=== Your instructions ===
Answer with a number only: how many lines of the data contain "Multifeed"?

=== Record set ===
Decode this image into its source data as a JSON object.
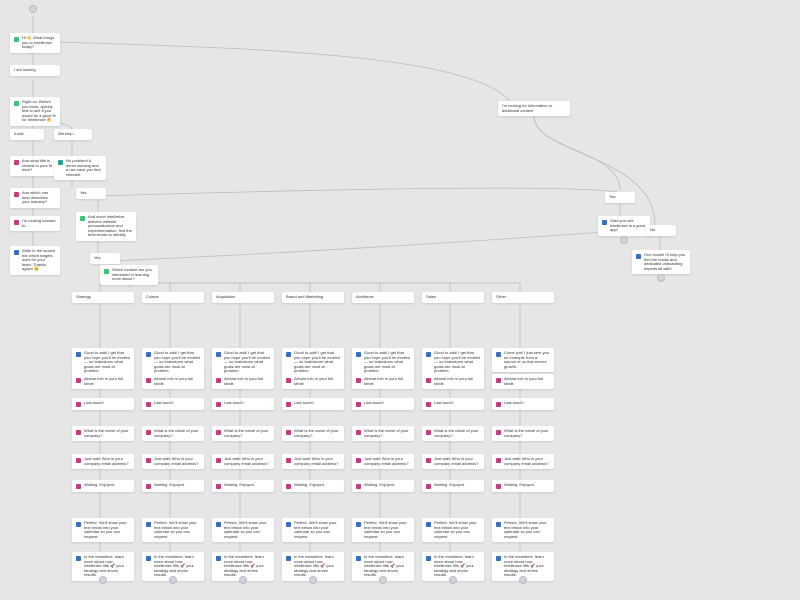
{
  "root": {
    "label": "Hi 👋 What brings you to Intellimize today?"
  },
  "left": {
    "a": "I am looking",
    "b": "Right on. Before you book, quickly test to see if you would be a good fit for Intellimize 🔥",
    "c_l": "A site",
    "c_r": "We help...",
    "d_l": "And what title is closest to your fit here?",
    "d_r": "No problem! A demo working and a use case you find relevant.",
    "e_l": "And which one best describes your industry?",
    "e_r": "Yes",
    "f_l": "I'm looking forward to...",
    "f_r": "And since Intellimize delivers website personalization and experimentation, find the best words to identify",
    "g_l": "Write in the search bar which targets work for your team. Thanks again! 😊",
    "g_r": "Yes"
  },
  "right": {
    "top": "I'm looking for information or additional content",
    "yes": "Yes",
    "no": "No",
    "yes_child": "Glad you see Intellimize is a good app!",
    "no_child": "One buckle I'll help you find the books and dedicated onboarding experts all with!"
  },
  "module_q": "Which module are you interested in learning more about?",
  "categories": [
    "Strategy",
    "Culture",
    "Acquisition",
    "Brand and Marketing",
    "Architects",
    "Sales",
    "Other"
  ],
  "row_text": {
    "r1": "Good to add! I get that you hope you'll be excited — so brainstorm what goals are most at problem.",
    "r2": "Almost info in your full stride",
    "r3": "Last touch!",
    "r4": "What is the name of your company?",
    "r5": "Just wait! Who is your company email address?",
    "r6": "Waiting. Enjoyed.",
    "r7": "Perfect. We'll show your text below into your calendar so you can request.",
    "r8": "In the meantime, learn more about how Intellimize lifts 🚀 your strategy and drives results."
  },
  "col7_r1": "Come join! I just sent you an example from a source of us that serves growth.",
  "icons": {
    "green": "message-icon",
    "magenta": "field-icon",
    "blue": "link-icon",
    "teal": "info-icon"
  }
}
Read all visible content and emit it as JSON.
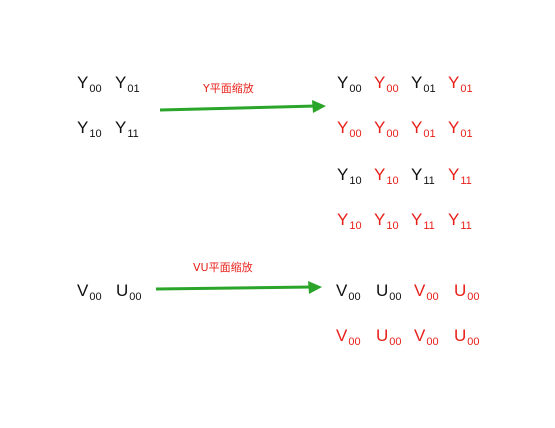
{
  "colors": {
    "red": "#e8201a",
    "black": "#111111",
    "arrow": "#2aa52a"
  },
  "y_section": {
    "arrow_label": "Y平面缩放",
    "source": [
      [
        {
          "l": "Y",
          "s": "00",
          "c": "black"
        },
        {
          "l": "Y",
          "s": "01",
          "c": "black"
        }
      ],
      [
        {
          "l": "Y",
          "s": "10",
          "c": "black"
        },
        {
          "l": "Y",
          "s": "11",
          "c": "black"
        }
      ]
    ],
    "target": [
      [
        {
          "l": "Y",
          "s": "00",
          "c": "black"
        },
        {
          "l": "Y",
          "s": "00",
          "c": "red"
        },
        {
          "l": "Y",
          "s": "01",
          "c": "black"
        },
        {
          "l": "Y",
          "s": "01",
          "c": "red"
        }
      ],
      [
        {
          "l": "Y",
          "s": "00",
          "c": "red"
        },
        {
          "l": "Y",
          "s": "00",
          "c": "red"
        },
        {
          "l": "Y",
          "s": "01",
          "c": "red"
        },
        {
          "l": "Y",
          "s": "01",
          "c": "red"
        }
      ],
      [
        {
          "l": "Y",
          "s": "10",
          "c": "black"
        },
        {
          "l": "Y",
          "s": "10",
          "c": "red"
        },
        {
          "l": "Y",
          "s": "11",
          "c": "black"
        },
        {
          "l": "Y",
          "s": "11",
          "c": "red"
        }
      ],
      [
        {
          "l": "Y",
          "s": "10",
          "c": "red"
        },
        {
          "l": "Y",
          "s": "10",
          "c": "red"
        },
        {
          "l": "Y",
          "s": "11",
          "c": "red"
        },
        {
          "l": "Y",
          "s": "11",
          "c": "red"
        }
      ]
    ]
  },
  "vu_section": {
    "arrow_label": "VU平面缩放",
    "source": [
      [
        {
          "l": "V",
          "s": "00",
          "c": "black"
        },
        {
          "l": "U",
          "s": "00",
          "c": "black"
        }
      ]
    ],
    "target": [
      [
        {
          "l": "V",
          "s": "00",
          "c": "black"
        },
        {
          "l": "U",
          "s": "00",
          "c": "black"
        },
        {
          "l": "V",
          "s": "00",
          "c": "red"
        },
        {
          "l": "U",
          "s": "00",
          "c": "red"
        }
      ],
      [
        {
          "l": "V",
          "s": "00",
          "c": "red"
        },
        {
          "l": "U",
          "s": "00",
          "c": "red"
        },
        {
          "l": "V",
          "s": "00",
          "c": "red"
        },
        {
          "l": "U",
          "s": "00",
          "c": "red"
        }
      ]
    ]
  }
}
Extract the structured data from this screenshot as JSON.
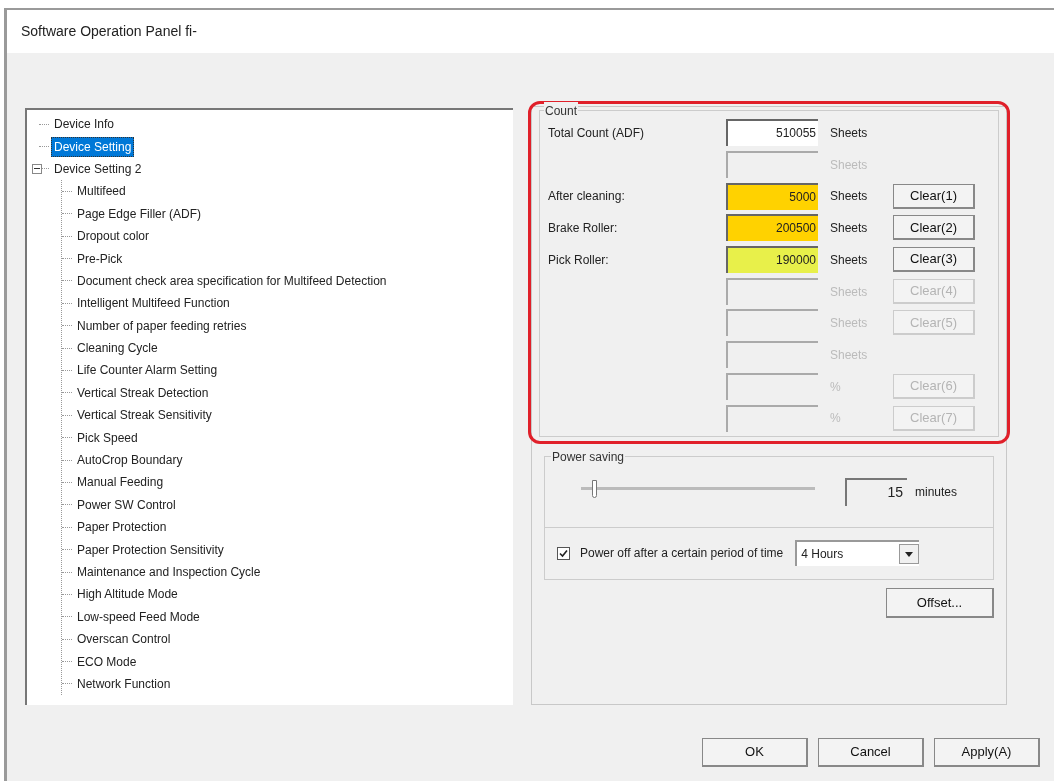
{
  "window": {
    "title": "Software Operation Panel fi-"
  },
  "tree": [
    {
      "label": "Device Info",
      "selected": false
    },
    {
      "label": "Device Setting",
      "selected": true
    },
    {
      "label": "Device Setting 2",
      "selected": false,
      "expanded": true,
      "children": [
        {
          "label": "Multifeed",
          "selected": false
        },
        {
          "label": "Page Edge Filler (ADF)",
          "selected": false
        },
        {
          "label": "Dropout color",
          "selected": false
        },
        {
          "label": "Pre-Pick",
          "selected": false
        },
        {
          "label": "Document check area specification for Multifeed Detection",
          "selected": false
        },
        {
          "label": "Intelligent Multifeed Function",
          "selected": false
        },
        {
          "label": "Number of paper feeding retries",
          "selected": false
        },
        {
          "label": "Cleaning Cycle",
          "selected": false
        },
        {
          "label": "Life Counter Alarm Setting",
          "selected": false
        },
        {
          "label": "Vertical Streak Detection",
          "selected": false
        },
        {
          "label": "Vertical Streak Sensitivity",
          "selected": false
        },
        {
          "label": "Pick Speed",
          "selected": false
        },
        {
          "label": "AutoCrop Boundary",
          "selected": false
        },
        {
          "label": "Manual Feeding",
          "selected": false
        },
        {
          "label": "Power SW Control",
          "selected": false
        },
        {
          "label": "Paper Protection",
          "selected": false
        },
        {
          "label": "Paper Protection Sensitivity",
          "selected": false
        },
        {
          "label": "Maintenance and Inspection Cycle",
          "selected": false
        },
        {
          "label": "High Altitude Mode",
          "selected": false
        },
        {
          "label": "Low-speed Feed Mode",
          "selected": false
        },
        {
          "label": "Overscan Control",
          "selected": false
        },
        {
          "label": "ECO Mode",
          "selected": false
        },
        {
          "label": "Network Function",
          "selected": false
        }
      ]
    }
  ],
  "count": {
    "title": "Count",
    "rows": [
      {
        "label": "Total Count (ADF)",
        "value": "510055",
        "color": "#ffffff",
        "unit": "Sheets",
        "disabled": false
      },
      {
        "value": "",
        "color": "#f0f0f0",
        "unit": "Sheets",
        "disabled": true
      },
      {
        "label": "After cleaning:",
        "value": "5000",
        "color": "#ffd200",
        "unit": "Sheets",
        "disabled": false,
        "button": "Clear(1)"
      },
      {
        "label": "Brake Roller:",
        "value": "200500",
        "color": "#ffd200",
        "unit": "Sheets",
        "disabled": false,
        "button": "Clear(2)"
      },
      {
        "label": "Pick Roller:",
        "value": "190000",
        "color": "#e8f04a",
        "unit": "Sheets",
        "disabled": false,
        "button": "Clear(3)"
      },
      {
        "value": "",
        "color": "#f0f0f0",
        "unit": "Sheets",
        "disabled": true,
        "button": "Clear(4)"
      },
      {
        "value": "",
        "color": "#f0f0f0",
        "unit": "Sheets",
        "disabled": true,
        "button": "Clear(5)"
      },
      {
        "value": "",
        "color": "#f0f0f0",
        "unit": "Sheets",
        "disabled": true
      },
      {
        "value": "",
        "color": "#f0f0f0",
        "unit": "%",
        "disabled": true,
        "button": "Clear(6)"
      },
      {
        "value": "",
        "color": "#f0f0f0",
        "unit": "%",
        "disabled": true,
        "button": "Clear(7)"
      }
    ]
  },
  "power_saving": {
    "title": "Power saving",
    "level": 0.05,
    "value": "15",
    "unit": "minutes"
  },
  "power_off": {
    "checked": true,
    "label": "Power off after a certain period of time",
    "value": "4 Hours"
  },
  "offset_button": "Offset...",
  "buttons": [
    "OK",
    "Cancel",
    "Apply(A)"
  ]
}
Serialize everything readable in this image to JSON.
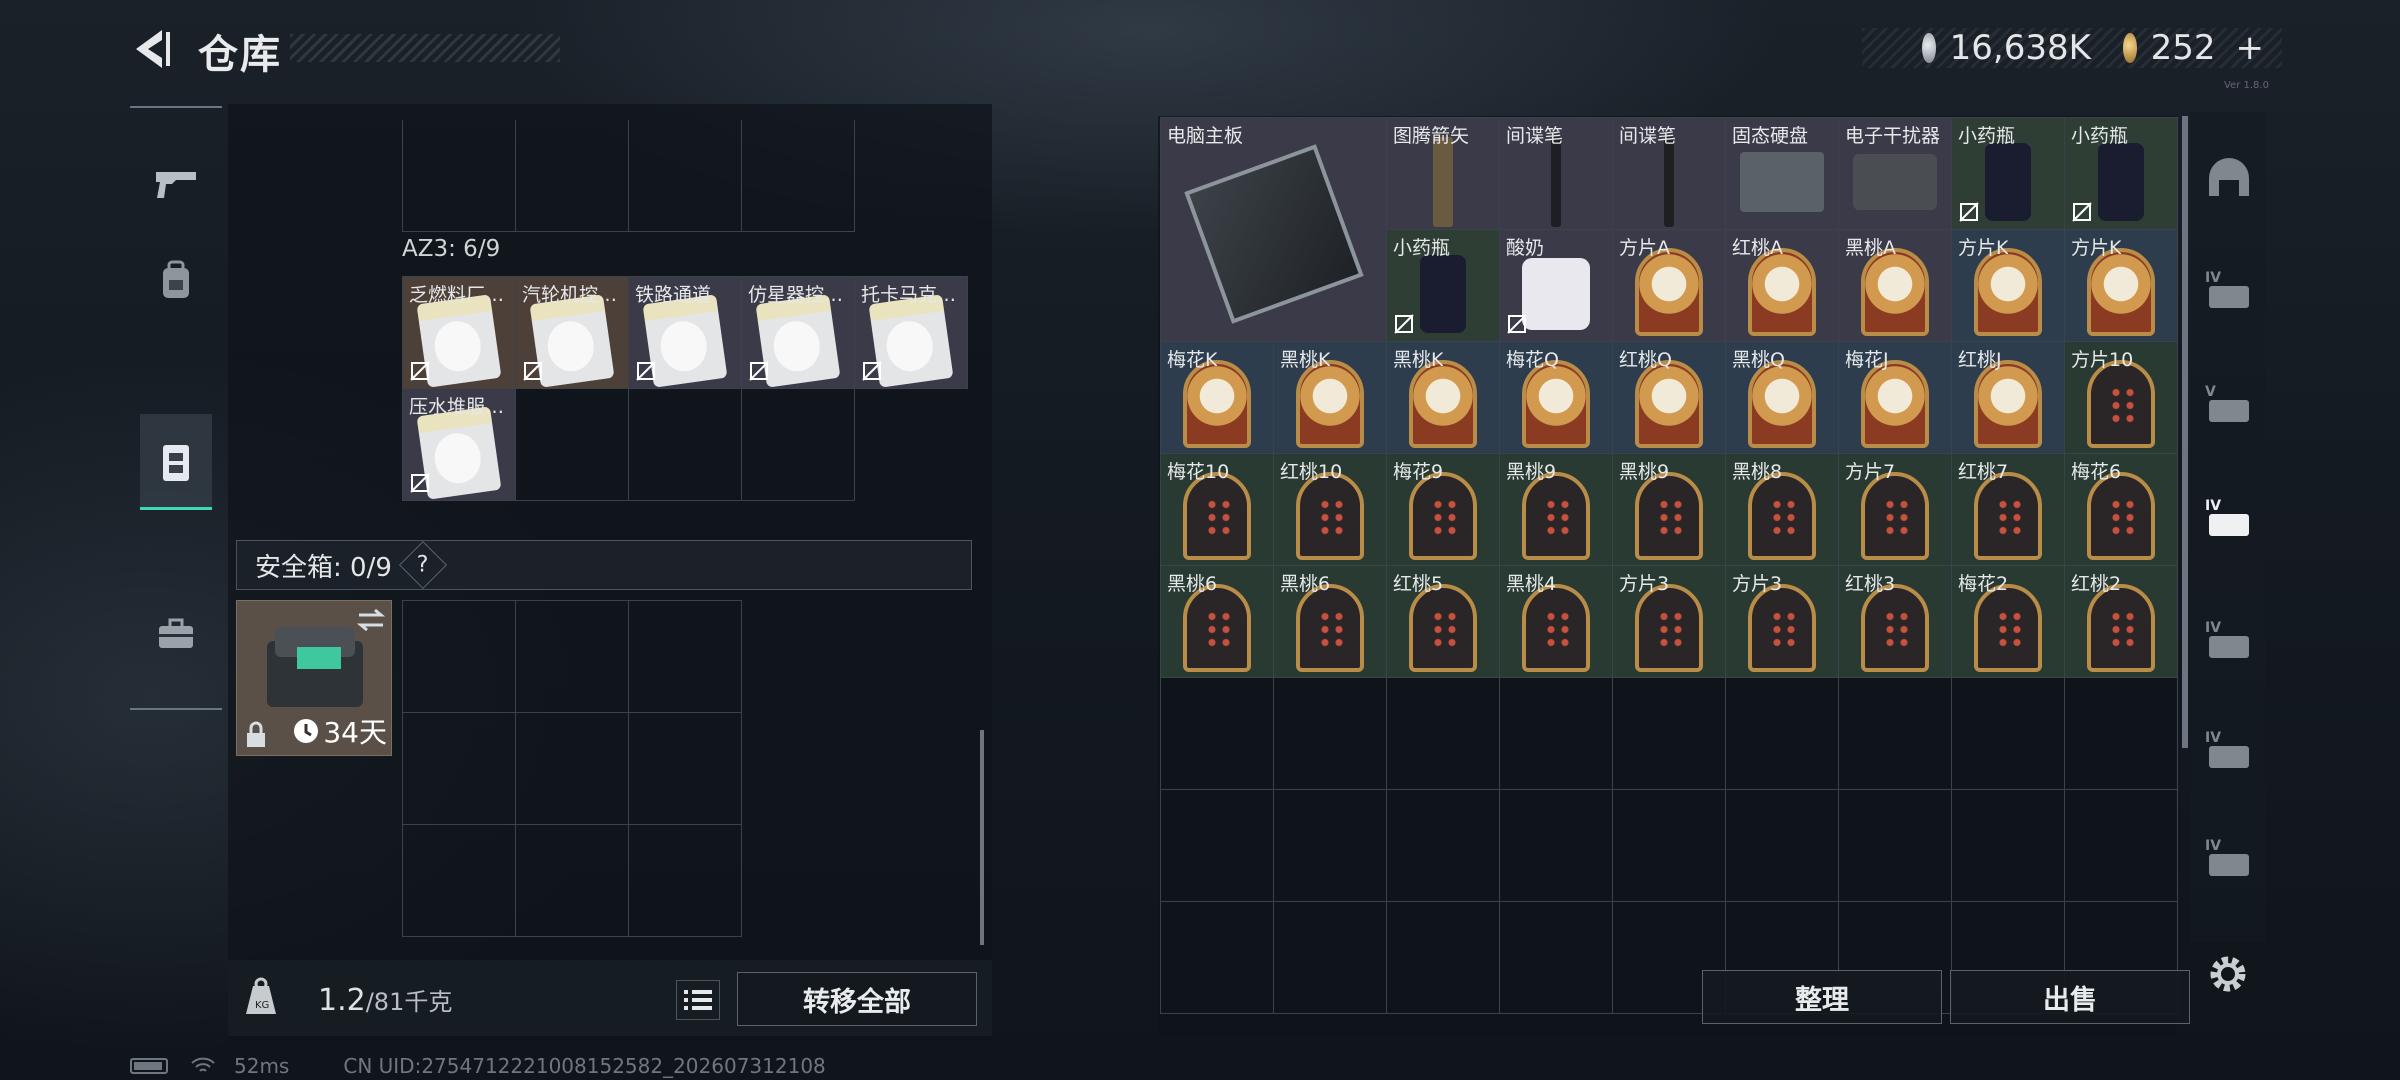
{
  "header": {
    "title": "仓库",
    "currency1_value": "16,638K",
    "currency2_value": "252",
    "currency2_add": "+",
    "version": "Ver 1.8.0"
  },
  "icons": {
    "back": "back-arrow-icon",
    "currency1": "silver-coin-icon",
    "currency2": "gold-coin-icon"
  },
  "left_nav": [
    "weapon-icon",
    "backpack-icon",
    "rig-icon",
    "case-icon"
  ],
  "az3": {
    "label": "AZ3: 6/9",
    "items": [
      "乏燃料厂…",
      "汽轮机控…",
      "铁路通道",
      "仿星器控…",
      "托卡马克…",
      "压水堆服…"
    ]
  },
  "safe": {
    "label": "安全箱: 0/9",
    "help": "?",
    "days": "34天"
  },
  "bottom": {
    "weight_current": "1.2",
    "weight_max": "/81千克",
    "transfer_all": "转移全部",
    "organize": "整理",
    "sell": "出售"
  },
  "status": {
    "ping": "52ms",
    "uid": "CN UID:2754712221008152582_202607312108"
  },
  "stash_items": {
    "row0": [
      "电脑主板",
      "图腾箭矢",
      "间谍笔",
      "间谍笔",
      "固态硬盘",
      "电子干扰器",
      "小药瓶",
      "小药瓶"
    ],
    "row1": [
      "小药瓶",
      "酸奶",
      "方片A",
      "红桃A",
      "黑桃A",
      "方片K",
      "方片K"
    ],
    "row2": [
      "梅花K",
      "黑桃K",
      "黑桃K",
      "梅花Q",
      "红桃Q",
      "黑桃Q",
      "梅花J",
      "红桃J",
      "方片10"
    ],
    "row3": [
      "梅花10",
      "红桃10",
      "梅花9",
      "黑桃9",
      "黑桃9",
      "黑桃8",
      "方片7",
      "红桃7",
      "梅花6"
    ],
    "row4": [
      "黑桃6",
      "黑桃6",
      "红桃5",
      "黑桃4",
      "方片3",
      "方片3",
      "红桃3",
      "梅花2",
      "红桃2"
    ]
  },
  "right_tabs": [
    "helmet-icon",
    "armor-iv-icon",
    "case-v-icon",
    "case-iv-active-icon",
    "case-iv-icon",
    "folder-iv-icon",
    "folder-iv-2-icon"
  ],
  "colors": {
    "accent": "#3fd8b5",
    "brown": "#4d4038",
    "purple": "#3b3a48",
    "green": "#2f3e34",
    "blue": "#2d3d4d"
  }
}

=== Completed task ===
3